**REQUIRED WORK**
Tell how many lines in the data below hold the string "maximum"; give nothing but the number.
[Begin]
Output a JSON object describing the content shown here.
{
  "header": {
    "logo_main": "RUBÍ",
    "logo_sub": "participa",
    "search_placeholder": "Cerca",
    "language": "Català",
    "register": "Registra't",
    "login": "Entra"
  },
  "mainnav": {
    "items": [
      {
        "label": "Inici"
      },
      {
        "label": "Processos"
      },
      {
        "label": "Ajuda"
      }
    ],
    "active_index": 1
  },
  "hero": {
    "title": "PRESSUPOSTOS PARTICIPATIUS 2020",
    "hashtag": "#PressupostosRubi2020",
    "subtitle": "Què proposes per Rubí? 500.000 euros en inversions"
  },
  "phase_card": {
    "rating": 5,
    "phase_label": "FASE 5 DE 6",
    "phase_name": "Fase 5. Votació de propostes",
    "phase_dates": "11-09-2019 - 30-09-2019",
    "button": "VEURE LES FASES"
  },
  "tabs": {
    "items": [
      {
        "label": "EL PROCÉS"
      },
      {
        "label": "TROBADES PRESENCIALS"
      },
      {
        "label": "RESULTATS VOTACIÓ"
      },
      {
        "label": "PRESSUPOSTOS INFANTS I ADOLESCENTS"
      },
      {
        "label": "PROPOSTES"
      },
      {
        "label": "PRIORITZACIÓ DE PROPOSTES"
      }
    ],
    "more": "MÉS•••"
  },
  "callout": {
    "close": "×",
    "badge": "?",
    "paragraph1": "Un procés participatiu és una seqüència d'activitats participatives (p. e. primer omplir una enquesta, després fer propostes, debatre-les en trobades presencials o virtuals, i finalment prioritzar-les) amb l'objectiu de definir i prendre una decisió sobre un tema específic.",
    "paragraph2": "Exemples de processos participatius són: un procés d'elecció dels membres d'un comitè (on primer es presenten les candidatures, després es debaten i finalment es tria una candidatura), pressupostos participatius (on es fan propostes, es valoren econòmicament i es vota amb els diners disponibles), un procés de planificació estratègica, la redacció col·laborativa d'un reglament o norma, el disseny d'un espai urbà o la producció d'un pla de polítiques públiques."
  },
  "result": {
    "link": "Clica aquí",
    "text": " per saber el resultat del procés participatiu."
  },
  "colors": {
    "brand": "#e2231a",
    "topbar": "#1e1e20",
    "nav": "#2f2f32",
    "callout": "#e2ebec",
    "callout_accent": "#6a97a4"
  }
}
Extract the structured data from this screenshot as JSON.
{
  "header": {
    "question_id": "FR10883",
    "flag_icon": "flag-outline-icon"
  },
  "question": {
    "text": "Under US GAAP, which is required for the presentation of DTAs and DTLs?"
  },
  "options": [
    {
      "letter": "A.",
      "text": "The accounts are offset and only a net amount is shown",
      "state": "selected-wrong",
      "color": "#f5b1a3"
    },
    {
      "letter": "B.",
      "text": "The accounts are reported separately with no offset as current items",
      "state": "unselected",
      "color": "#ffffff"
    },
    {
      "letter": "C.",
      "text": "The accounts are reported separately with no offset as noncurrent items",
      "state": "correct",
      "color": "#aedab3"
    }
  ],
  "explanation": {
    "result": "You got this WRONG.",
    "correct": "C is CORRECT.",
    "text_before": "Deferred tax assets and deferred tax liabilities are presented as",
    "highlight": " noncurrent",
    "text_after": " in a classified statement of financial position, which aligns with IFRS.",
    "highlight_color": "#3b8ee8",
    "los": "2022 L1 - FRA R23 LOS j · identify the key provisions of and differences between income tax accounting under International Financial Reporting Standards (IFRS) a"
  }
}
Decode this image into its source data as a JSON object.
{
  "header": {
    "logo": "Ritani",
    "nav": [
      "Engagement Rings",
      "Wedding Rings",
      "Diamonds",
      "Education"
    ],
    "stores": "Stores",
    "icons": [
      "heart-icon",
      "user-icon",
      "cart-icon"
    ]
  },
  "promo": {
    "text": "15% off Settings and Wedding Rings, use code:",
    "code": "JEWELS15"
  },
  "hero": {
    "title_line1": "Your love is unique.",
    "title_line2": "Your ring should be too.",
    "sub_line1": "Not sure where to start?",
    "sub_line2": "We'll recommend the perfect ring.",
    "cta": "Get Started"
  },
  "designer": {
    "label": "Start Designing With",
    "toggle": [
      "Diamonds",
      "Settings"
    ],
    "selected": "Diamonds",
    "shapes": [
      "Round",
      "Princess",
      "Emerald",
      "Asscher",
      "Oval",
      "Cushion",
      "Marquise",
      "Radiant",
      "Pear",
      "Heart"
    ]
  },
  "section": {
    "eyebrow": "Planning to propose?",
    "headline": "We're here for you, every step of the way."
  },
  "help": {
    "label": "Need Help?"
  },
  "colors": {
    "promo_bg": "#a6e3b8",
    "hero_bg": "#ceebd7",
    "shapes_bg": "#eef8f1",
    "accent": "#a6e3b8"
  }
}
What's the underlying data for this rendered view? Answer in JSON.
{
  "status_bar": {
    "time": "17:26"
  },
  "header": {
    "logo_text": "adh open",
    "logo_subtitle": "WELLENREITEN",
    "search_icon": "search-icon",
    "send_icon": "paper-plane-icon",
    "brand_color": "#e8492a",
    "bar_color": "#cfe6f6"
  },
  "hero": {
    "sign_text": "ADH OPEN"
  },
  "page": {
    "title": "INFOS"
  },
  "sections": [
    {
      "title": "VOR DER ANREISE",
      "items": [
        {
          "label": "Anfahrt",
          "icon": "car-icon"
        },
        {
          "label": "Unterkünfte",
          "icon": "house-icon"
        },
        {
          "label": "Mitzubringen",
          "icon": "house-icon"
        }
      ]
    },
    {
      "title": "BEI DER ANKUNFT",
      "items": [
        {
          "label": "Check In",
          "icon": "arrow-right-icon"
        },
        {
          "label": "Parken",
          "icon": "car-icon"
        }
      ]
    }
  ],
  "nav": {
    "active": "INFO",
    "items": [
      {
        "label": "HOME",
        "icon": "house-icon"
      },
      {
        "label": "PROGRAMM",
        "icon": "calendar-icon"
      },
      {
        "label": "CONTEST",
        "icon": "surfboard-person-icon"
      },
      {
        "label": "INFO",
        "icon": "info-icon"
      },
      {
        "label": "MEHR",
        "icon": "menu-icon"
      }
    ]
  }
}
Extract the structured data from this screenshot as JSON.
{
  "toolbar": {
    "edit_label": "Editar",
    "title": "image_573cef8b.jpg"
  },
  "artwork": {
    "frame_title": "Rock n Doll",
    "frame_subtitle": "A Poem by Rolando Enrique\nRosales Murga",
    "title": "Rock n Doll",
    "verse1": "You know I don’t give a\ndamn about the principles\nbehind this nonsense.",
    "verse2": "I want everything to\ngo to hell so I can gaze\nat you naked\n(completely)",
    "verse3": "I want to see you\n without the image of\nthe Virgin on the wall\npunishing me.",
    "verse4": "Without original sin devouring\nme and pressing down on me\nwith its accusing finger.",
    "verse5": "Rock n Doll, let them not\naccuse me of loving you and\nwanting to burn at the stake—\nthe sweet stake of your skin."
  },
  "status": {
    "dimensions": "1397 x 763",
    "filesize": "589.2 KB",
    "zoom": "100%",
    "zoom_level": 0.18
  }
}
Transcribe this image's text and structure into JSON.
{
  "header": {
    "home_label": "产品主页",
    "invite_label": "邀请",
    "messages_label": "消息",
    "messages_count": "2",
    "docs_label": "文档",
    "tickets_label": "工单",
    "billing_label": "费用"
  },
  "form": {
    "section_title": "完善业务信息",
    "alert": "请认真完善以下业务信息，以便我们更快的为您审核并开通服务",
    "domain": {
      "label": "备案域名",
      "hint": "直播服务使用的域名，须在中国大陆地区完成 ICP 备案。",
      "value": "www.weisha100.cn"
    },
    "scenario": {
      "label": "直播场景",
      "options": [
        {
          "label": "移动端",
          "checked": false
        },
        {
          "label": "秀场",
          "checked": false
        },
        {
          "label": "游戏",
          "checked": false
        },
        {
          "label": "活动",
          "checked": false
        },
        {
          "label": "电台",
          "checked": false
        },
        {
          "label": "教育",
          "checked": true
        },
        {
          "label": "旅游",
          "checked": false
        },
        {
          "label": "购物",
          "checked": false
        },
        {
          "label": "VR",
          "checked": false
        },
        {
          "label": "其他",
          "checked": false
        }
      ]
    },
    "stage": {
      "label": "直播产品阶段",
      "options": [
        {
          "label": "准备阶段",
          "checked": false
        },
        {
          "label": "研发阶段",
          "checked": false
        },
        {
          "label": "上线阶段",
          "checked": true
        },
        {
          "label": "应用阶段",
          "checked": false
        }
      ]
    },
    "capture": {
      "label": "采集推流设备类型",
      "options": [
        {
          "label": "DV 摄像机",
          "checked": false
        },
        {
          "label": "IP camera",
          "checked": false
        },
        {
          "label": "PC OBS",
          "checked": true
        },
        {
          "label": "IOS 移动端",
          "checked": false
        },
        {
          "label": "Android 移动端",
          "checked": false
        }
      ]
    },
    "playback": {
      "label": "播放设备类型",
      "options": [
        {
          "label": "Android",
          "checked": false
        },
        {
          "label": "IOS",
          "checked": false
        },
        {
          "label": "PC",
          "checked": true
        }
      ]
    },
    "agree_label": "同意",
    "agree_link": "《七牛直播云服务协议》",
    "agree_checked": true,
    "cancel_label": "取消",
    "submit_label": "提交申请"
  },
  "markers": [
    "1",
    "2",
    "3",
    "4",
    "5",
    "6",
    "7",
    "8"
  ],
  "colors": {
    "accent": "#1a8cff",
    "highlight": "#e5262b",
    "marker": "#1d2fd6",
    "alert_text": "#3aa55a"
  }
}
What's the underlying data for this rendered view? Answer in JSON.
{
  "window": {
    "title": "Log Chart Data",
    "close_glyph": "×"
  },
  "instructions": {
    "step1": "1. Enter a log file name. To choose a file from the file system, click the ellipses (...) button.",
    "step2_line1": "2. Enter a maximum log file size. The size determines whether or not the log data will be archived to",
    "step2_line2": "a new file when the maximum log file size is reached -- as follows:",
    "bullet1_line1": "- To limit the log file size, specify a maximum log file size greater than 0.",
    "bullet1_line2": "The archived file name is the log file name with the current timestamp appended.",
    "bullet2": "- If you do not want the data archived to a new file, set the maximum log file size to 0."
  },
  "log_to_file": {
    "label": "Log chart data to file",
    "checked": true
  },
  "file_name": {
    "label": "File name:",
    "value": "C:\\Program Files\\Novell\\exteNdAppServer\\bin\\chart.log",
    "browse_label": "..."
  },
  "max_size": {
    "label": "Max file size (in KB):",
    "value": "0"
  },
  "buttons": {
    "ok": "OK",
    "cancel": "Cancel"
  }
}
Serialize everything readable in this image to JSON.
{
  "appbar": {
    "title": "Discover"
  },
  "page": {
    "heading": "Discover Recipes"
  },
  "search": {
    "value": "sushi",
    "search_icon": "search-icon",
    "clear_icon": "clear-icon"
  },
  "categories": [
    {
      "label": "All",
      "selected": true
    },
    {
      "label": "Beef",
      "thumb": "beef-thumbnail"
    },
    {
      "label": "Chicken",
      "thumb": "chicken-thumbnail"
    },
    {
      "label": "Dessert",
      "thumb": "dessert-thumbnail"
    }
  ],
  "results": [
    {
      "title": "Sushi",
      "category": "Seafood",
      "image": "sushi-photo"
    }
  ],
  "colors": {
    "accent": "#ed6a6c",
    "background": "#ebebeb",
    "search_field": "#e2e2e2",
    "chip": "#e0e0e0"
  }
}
[End]
**RESULT OF THIS EXERCISE**
4